Write the material out again in full, exactly.

(Stored dataset items)
......
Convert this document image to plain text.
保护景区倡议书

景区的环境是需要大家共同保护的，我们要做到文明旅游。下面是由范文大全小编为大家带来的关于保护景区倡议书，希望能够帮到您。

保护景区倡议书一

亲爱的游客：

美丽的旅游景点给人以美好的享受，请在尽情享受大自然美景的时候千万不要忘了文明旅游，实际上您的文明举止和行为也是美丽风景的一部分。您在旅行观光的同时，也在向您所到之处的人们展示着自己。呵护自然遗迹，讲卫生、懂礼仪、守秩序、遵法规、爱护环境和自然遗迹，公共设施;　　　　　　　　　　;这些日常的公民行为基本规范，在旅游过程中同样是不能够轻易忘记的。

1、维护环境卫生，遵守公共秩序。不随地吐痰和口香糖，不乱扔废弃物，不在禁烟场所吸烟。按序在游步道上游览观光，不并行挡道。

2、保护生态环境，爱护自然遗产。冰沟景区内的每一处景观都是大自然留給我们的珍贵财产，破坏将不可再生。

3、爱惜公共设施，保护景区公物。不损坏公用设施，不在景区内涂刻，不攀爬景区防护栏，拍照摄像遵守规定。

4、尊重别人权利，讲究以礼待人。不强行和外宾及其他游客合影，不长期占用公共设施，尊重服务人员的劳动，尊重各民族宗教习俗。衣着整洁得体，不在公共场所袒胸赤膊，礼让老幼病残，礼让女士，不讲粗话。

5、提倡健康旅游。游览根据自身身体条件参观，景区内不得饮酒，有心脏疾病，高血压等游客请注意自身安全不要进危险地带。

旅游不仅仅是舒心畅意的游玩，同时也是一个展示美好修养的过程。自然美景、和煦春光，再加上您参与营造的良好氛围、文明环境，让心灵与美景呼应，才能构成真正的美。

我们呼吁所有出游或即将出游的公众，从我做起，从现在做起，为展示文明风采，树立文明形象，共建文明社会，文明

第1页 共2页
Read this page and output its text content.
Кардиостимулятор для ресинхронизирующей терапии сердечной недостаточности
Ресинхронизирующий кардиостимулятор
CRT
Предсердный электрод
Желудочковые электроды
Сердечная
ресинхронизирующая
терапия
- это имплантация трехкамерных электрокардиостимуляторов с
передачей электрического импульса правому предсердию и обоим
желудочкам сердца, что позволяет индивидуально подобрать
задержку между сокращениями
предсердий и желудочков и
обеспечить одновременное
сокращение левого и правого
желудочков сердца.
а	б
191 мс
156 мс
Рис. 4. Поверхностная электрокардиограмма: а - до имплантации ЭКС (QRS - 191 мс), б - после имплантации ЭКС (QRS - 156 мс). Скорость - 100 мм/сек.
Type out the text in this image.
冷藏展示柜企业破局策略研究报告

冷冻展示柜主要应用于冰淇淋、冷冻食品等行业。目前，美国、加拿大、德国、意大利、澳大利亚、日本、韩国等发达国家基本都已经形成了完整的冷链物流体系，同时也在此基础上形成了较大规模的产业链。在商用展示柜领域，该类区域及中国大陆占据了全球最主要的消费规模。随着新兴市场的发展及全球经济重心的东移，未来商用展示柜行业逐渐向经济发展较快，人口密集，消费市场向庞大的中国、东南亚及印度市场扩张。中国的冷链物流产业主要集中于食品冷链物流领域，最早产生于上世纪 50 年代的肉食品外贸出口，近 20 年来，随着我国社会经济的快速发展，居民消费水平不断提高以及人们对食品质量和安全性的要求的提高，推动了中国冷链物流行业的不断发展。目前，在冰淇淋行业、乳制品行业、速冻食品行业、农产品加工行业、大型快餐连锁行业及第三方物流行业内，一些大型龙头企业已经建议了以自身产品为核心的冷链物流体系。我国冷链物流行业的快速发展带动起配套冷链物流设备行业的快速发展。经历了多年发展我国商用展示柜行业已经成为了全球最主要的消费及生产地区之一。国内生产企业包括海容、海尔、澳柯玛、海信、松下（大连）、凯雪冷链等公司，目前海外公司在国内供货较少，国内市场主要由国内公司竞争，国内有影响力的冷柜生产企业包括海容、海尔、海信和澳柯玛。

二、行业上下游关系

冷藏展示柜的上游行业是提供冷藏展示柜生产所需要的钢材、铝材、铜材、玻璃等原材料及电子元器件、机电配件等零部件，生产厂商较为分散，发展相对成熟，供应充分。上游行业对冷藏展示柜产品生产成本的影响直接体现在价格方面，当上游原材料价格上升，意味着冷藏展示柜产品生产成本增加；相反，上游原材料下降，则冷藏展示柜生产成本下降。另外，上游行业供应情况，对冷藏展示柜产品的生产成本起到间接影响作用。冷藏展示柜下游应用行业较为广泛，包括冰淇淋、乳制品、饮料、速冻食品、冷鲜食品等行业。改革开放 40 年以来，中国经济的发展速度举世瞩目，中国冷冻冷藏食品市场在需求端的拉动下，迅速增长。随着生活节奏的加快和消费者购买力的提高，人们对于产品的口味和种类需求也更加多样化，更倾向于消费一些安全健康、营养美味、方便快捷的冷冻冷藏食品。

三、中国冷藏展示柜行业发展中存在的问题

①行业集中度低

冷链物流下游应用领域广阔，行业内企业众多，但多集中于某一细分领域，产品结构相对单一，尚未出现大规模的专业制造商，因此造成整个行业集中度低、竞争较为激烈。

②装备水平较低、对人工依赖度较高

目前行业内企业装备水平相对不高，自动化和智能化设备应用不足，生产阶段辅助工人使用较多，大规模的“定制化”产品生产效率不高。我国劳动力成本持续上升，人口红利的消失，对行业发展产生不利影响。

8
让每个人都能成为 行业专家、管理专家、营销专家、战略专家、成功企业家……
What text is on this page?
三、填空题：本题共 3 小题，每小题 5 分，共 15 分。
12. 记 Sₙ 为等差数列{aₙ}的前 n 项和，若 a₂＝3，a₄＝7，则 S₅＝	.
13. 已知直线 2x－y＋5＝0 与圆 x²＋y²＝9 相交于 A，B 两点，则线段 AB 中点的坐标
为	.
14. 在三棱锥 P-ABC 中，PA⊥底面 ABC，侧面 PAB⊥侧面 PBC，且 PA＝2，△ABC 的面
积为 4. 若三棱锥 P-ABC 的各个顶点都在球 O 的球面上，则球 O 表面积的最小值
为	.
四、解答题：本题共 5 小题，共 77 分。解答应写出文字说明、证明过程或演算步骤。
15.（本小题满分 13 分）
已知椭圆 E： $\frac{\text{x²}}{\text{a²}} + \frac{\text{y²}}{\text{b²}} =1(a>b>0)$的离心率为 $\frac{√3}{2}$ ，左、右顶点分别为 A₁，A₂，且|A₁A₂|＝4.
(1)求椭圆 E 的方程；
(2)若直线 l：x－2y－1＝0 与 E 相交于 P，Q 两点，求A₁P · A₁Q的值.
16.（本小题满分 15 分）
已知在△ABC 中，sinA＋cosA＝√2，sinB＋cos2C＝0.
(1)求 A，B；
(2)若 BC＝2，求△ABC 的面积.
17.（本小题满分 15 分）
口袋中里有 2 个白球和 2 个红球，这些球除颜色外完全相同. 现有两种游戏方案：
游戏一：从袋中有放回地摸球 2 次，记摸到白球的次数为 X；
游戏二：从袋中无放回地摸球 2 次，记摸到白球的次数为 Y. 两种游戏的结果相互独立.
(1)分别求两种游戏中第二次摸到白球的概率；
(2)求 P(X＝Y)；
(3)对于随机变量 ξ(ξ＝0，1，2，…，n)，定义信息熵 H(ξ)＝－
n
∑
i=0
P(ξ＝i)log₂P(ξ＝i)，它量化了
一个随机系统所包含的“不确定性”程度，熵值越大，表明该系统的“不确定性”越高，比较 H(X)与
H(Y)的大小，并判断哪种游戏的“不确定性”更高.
......
(Solution):
Convert this document image to plain text.
保护景区倡议书

景区的环境是需要大家共同保护的，我们要做到文明旅游。下面是由范文大全小编为大家带来的关于保护景区倡议书，希望能够帮到您。

保护景区倡议书一

亲爱的游客：

美丽的旅游景点给人以美好的享受，请在尽情享受大自然美景的时候千万不要忘了文明旅游，实际上您的文明举止和行为也是美丽风景的一部分。您在旅行观光的同时，也在向您所到之处的人们展示着自己。呵护自然遗迹，讲卫生、懂礼仪、守秩序、遵法规、爱护环境和自然遗迹，公共设施;　　　　　　　　　　;这些日常的公民行为基本规范，在旅游过程中同样是不能够轻易忘记的。

1、维护环境卫生，遵守公共秩序。不随地吐痰和口香糖，不乱扔废弃物，不在禁烟场所吸烟。按序在游步道上游览观光，不并行挡道。

2、保护生态环境，爱护自然遗产。冰沟景区内的每一处景观都是大自然留給我们的珍贵财产，破坏将不可再生。

3、爱惜公共设施，保护景区公物。不损坏公用设施，不在景区内涂刻，不攀爬景区防护栏，拍照摄像遵守规定。

4、尊重别人权利，讲究以礼待人。不强行和外宾及其他游客合影，不长期占用公共设施，尊重服务人员的劳动，尊重各民族宗教习俗。衣着整洁得体，不在公共场所袒胸赤膊，礼让老幼病残，礼让女士，不讲粗话。

5、提倡健康旅游。游览根据自身身体条件参观，景区内不得饮酒，有心脏疾病，高血压等游客请注意自身安全不要进危险地带。

旅游不仅仅是舒心畅意的游玩，同时也是一个展示美好修养的过程。自然美景、和煦春光，再加上您参与营造的良好氛围、文明环境，让心灵与美景呼应，才能构成真正的美。

我们呼吁所有出游或即将出游的公众，从我做起，从现在做起，为展示文明风采，树立文明形象，共建文明社会，文明

第1页 共2页
Read this page and output its text content.
Кардиостимулятор для ресинхронизирующей терапии сердечной недостаточности
Ресинхронизирующий кардиостимулятор
CRT
Предсердный электрод
Желудочковые электроды
Сердечная
ресинхронизирующая
терапия
- это имплантация трехкамерных электрокардиостимуляторов с
передачей электрического импульса правому предсердию и обоим
желудочкам сердца, что позволяет индивидуально подобрать
задержку между сокращениями
предсердий и желудочков и
обеспечить одновременное
сокращение левого и правого
желудочков сердца.
а	б
191 мс
156 мс
Рис. 4. Поверхностная электрокардиограмма: а - до имплантации ЭКС (QRS - 191 мс), б - после имплантации ЭКС (QRS - 156 мс). Скорость - 100 мм/сек.
Type out the text in this image.
冷藏展示柜企业破局策略研究报告

冷冻展示柜主要应用于冰淇淋、冷冻食品等行业。目前，美国、加拿大、德国、意大利、澳大利亚、日本、韩国等发达国家基本都已经形成了完整的冷链物流体系，同时也在此基础上形成了较大规模的产业链。在商用展示柜领域，该类区域及中国大陆占据了全球最主要的消费规模。随着新兴市场的发展及全球经济重心的东移，未来商用展示柜行业逐渐向经济发展较快，人口密集，消费市场向庞大的中国、东南亚及印度市场扩张。中国的冷链物流产业主要集中于食品冷链物流领域，最早产生于上世纪 50 年代的肉食品外贸出口，近 20 年来，随着我国社会经济的快速发展，居民消费水平不断提高以及人们对食品质量和安全性的要求的提高，推动了中国冷链物流行业的不断发展。目前，在冰淇淋行业、乳制品行业、速冻食品行业、农产品加工行业、大型快餐连锁行业及第三方物流行业内，一些大型龙头企业已经建议了以自身产品为核心的冷链物流体系。我国冷链物流行业的快速发展带动起配套冷链物流设备行业的快速发展。经历了多年发展我国商用展示柜行业已经成为了全球最主要的消费及生产地区之一。国内生产企业包括海容、海尔、澳柯玛、海信、松下（大连）、凯雪冷链等公司，目前海外公司在国内供货较少，国内市场主要由国内公司竞争，国内有影响力的冷柜生产企业包括海容、海尔、海信和澳柯玛。

二、行业上下游关系

冷藏展示柜的上游行业是提供冷藏展示柜生产所需要的钢材、铝材、铜材、玻璃等原材料及电子元器件、机电配件等零部件，生产厂商较为分散，发展相对成熟，供应充分。上游行业对冷藏展示柜产品生产成本的影响直接体现在价格方面，当上游原材料价格上升，意味着冷藏展示柜产品生产成本增加；相反，上游原材料下降，则冷藏展示柜生产成本下降。另外，上游行业供应情况，对冷藏展示柜产品的生产成本起到间接影响作用。冷藏展示柜下游应用行业较为广泛，包括冰淇淋、乳制品、饮料、速冻食品、冷鲜食品等行业。改革开放 40 年以来，中国经济的发展速度举世瞩目，中国冷冻冷藏食品市场在需求端的拉动下，迅速增长。随着生活节奏的加快和消费者购买力的提高，人们对于产品的口味和种类需求也更加多样化，更倾向于消费一些安全健康、营养美味、方便快捷的冷冻冷藏食品。

三、中国冷藏展示柜行业发展中存在的问题

①行业集中度低

冷链物流下游应用领域广阔，行业内企业众多，但多集中于某一细分领域，产品结构相对单一，尚未出现大规模的专业制造商，因此造成整个行业集中度低、竞争较为激烈。

②装备水平较低、对人工依赖度较高

目前行业内企业装备水平相对不高，自动化和智能化设备应用不足，生产阶段辅助工人使用较多，大规模的“定制化”产品生产效率不高。我国劳动力成本持续上升，人口红利的消失，对行业发展产生不利影响。

8
让每个人都能成为 行业专家、管理专家、营销专家、战略专家、成功企业家……
What text is on this page?
三、填空题：本题共 3 小题，每小题 5 分，共 15 分。
12. 记 Sₙ 为等差数列{aₙ}的前 n 项和，若 a₂＝3，a₄＝7，则 S₅＝	.
13. 已知直线 2x－y＋5＝0 与圆 x²＋y²＝9 相交于 A，B 两点，则线段 AB 中点的坐标
为	.
14. 在三棱锥 P-ABC 中，PA⊥底面 ABC，侧面 PAB⊥侧面 PBC，且 PA＝2，△ABC 的面
积为 4. 若三棱锥 P-ABC 的各个顶点都在球 O 的球面上，则球 O 表面积的最小值
为	.
四、解答题：本题共 5 小题，共 77 分。解答应写出文字说明、证明过程或演算步骤。
15.（本小题满分 13 分）
已知椭圆 E： $\frac{\text{x²}}{\text{a²}} + \frac{\text{y²}}{\text{b²}} =1(a>b>0)$的离心率为 $\frac{√3}{2}$ ，左、右顶点分别为 A₁，A₂，且|A₁A₂|＝4.
(1)求椭圆 E 的方程；
(2)若直线 l：x－2y－1＝0 与 E 相交于 P，Q 两点，求A₁P · A₁Q的值.
16.（本小题满分 15 分）
已知在△ABC 中，sinA＋cosA＝√2，sinB＋cos2C＝0.
(1)求 A，B；
(2)若 BC＝2，求△ABC 的面积.
17.（本小题满分 15 分）
口袋中里有 2 个白球和 2 个红球，这些球除颜色外完全相同. 现有两种游戏方案：
游戏一：从袋中有放回地摸球 2 次，记摸到白球的次数为 X；
游戏二：从袋中无放回地摸球 2 次，记摸到白球的次数为 Y. 两种游戏的结果相互独立.
(1)分别求两种游戏中第二次摸到白球的概率；
(2)求 P(X＝Y)；
(3)对于随机变量 ξ(ξ＝0，1，2，…，n)，定义信息熵 H(ξ)＝－
n
∑
i=0
P(ξ＝i)log₂P(ξ＝i)，它量化了
一个随机系统所包含的“不确定性”程度，熵值越大，表明该系统的“不确定性”越高，比较 H(X)与
H(Y)的大小，并判断哪种游戏的“不确定性”更高.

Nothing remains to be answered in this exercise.